--- Given problem ---
Give back the full listing, character for character, with no pictures.
- - -
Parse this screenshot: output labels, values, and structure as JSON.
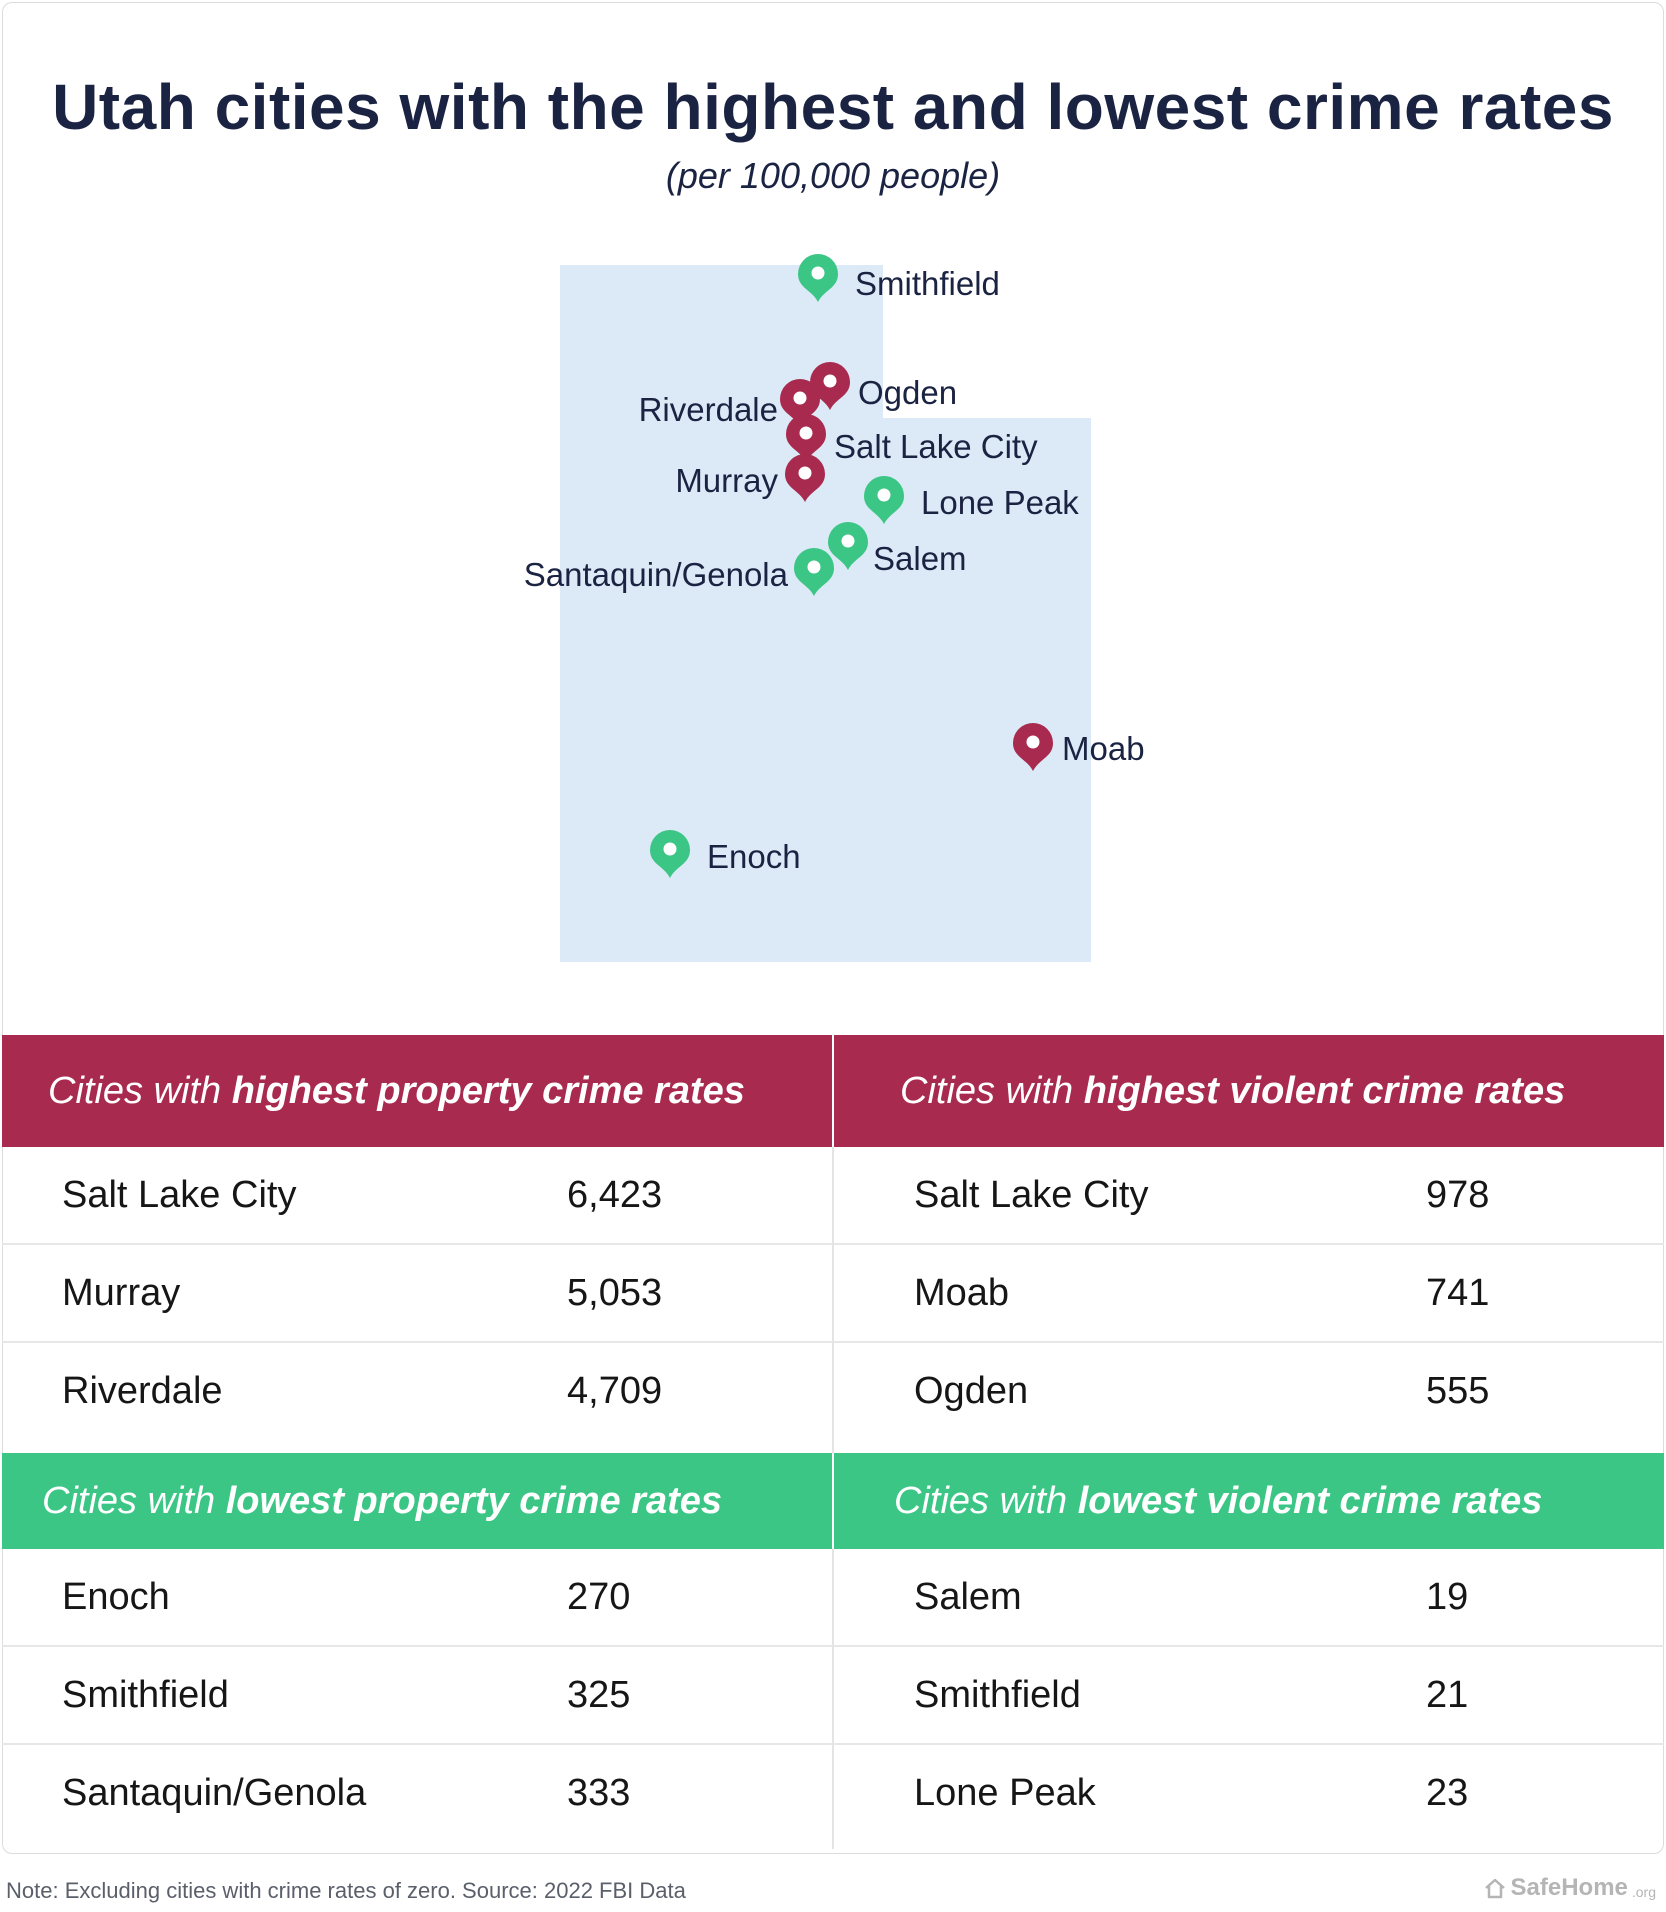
{
  "title": "Utah cities with the highest and lowest crime rates",
  "subtitle": "(per 100,000 people)",
  "colors": {
    "high": "#a82a4f",
    "low": "#3bc685",
    "state_fill": "#dce9f6",
    "text": "#1b2342"
  },
  "map": {
    "region": "Utah",
    "markers": [
      {
        "label": "Smithfield",
        "category": "low",
        "icon": "map-pin-icon"
      },
      {
        "label": "Ogden",
        "category": "high",
        "icon": "map-pin-icon"
      },
      {
        "label": "Riverdale",
        "category": "high",
        "icon": "map-pin-icon"
      },
      {
        "label": "Salt Lake City",
        "category": "high",
        "icon": "map-pin-icon"
      },
      {
        "label": "Murray",
        "category": "high",
        "icon": "map-pin-icon"
      },
      {
        "label": "Lone Peak",
        "category": "low",
        "icon": "map-pin-icon"
      },
      {
        "label": "Salem",
        "category": "low",
        "icon": "map-pin-icon"
      },
      {
        "label": "Santaquin/Genola",
        "category": "low",
        "icon": "map-pin-icon"
      },
      {
        "label": "Moab",
        "category": "high",
        "icon": "map-pin-icon"
      },
      {
        "label": "Enoch",
        "category": "low",
        "icon": "map-pin-icon"
      }
    ]
  },
  "tables": {
    "high_property": {
      "prefix": "Cities with ",
      "emphasis": "highest property crime rates",
      "rows": [
        {
          "city": "Salt Lake City",
          "value": "6,423"
        },
        {
          "city": "Murray",
          "value": "5,053"
        },
        {
          "city": "Riverdale",
          "value": "4,709"
        }
      ]
    },
    "high_violent": {
      "prefix": "Cities with ",
      "emphasis": "highest violent crime rates",
      "rows": [
        {
          "city": "Salt Lake City",
          "value": "978"
        },
        {
          "city": "Moab",
          "value": "741"
        },
        {
          "city": "Ogden",
          "value": "555"
        }
      ]
    },
    "low_property": {
      "prefix": "Cities with ",
      "emphasis": "lowest property crime rates",
      "rows": [
        {
          "city": "Enoch",
          "value": "270"
        },
        {
          "city": "Smithfield",
          "value": "325"
        },
        {
          "city": "Santaquin/Genola",
          "value": "333"
        }
      ]
    },
    "low_violent": {
      "prefix": "Cities with ",
      "emphasis": "lowest violent crime rates",
      "rows": [
        {
          "city": "Salem",
          "value": "19"
        },
        {
          "city": "Smithfield",
          "value": "21"
        },
        {
          "city": "Lone Peak",
          "value": "23"
        }
      ]
    }
  },
  "footer": {
    "note": "Note: Excluding cities with crime rates of zero. Source: 2022 FBI Data",
    "brand": "SafeHome",
    "brand_suffix": ".org",
    "brand_icon": "house-icon"
  }
}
- - -
--- Solution below ---
Parse this screenshot: output labels, values, and structure as JSON.
{
  "title": "Utah cities with the highest and lowest crime rates",
  "subtitle": "(per 100,000 people)",
  "colors": {
    "high": "#a82a4f",
    "low": "#3bc685",
    "state_fill": "#dce9f6",
    "text": "#1b2342"
  },
  "map": {
    "region": "Utah",
    "markers": [
      {
        "label": "Smithfield",
        "category": "low",
        "icon": "map-pin-icon"
      },
      {
        "label": "Ogden",
        "category": "high",
        "icon": "map-pin-icon"
      },
      {
        "label": "Riverdale",
        "category": "high",
        "icon": "map-pin-icon"
      },
      {
        "label": "Salt Lake City",
        "category": "high",
        "icon": "map-pin-icon"
      },
      {
        "label": "Murray",
        "category": "high",
        "icon": "map-pin-icon"
      },
      {
        "label": "Lone Peak",
        "category": "low",
        "icon": "map-pin-icon"
      },
      {
        "label": "Salem",
        "category": "low",
        "icon": "map-pin-icon"
      },
      {
        "label": "Santaquin/Genola",
        "category": "low",
        "icon": "map-pin-icon"
      },
      {
        "label": "Moab",
        "category": "high",
        "icon": "map-pin-icon"
      },
      {
        "label": "Enoch",
        "category": "low",
        "icon": "map-pin-icon"
      }
    ]
  },
  "tables": {
    "high_property": {
      "prefix": "Cities with ",
      "emphasis": "highest property crime rates",
      "rows": [
        {
          "city": "Salt Lake City",
          "value": "6,423"
        },
        {
          "city": "Murray",
          "value": "5,053"
        },
        {
          "city": "Riverdale",
          "value": "4,709"
        }
      ]
    },
    "high_violent": {
      "prefix": "Cities with ",
      "emphasis": "highest violent crime rates",
      "rows": [
        {
          "city": "Salt Lake City",
          "value": "978"
        },
        {
          "city": "Moab",
          "value": "741"
        },
        {
          "city": "Ogden",
          "value": "555"
        }
      ]
    },
    "low_property": {
      "prefix": "Cities with ",
      "emphasis": "lowest property crime rates",
      "rows": [
        {
          "city": "Enoch",
          "value": "270"
        },
        {
          "city": "Smithfield",
          "value": "325"
        },
        {
          "city": "Santaquin/Genola",
          "value": "333"
        }
      ]
    },
    "low_violent": {
      "prefix": "Cities with ",
      "emphasis": "lowest violent crime rates",
      "rows": [
        {
          "city": "Salem",
          "value": "19"
        },
        {
          "city": "Smithfield",
          "value": "21"
        },
        {
          "city": "Lone Peak",
          "value": "23"
        }
      ]
    }
  },
  "footer": {
    "note": "Note: Excluding cities with crime rates of zero. Source: 2022 FBI Data",
    "brand": "SafeHome",
    "brand_suffix": ".org",
    "brand_icon": "house-icon"
  }
}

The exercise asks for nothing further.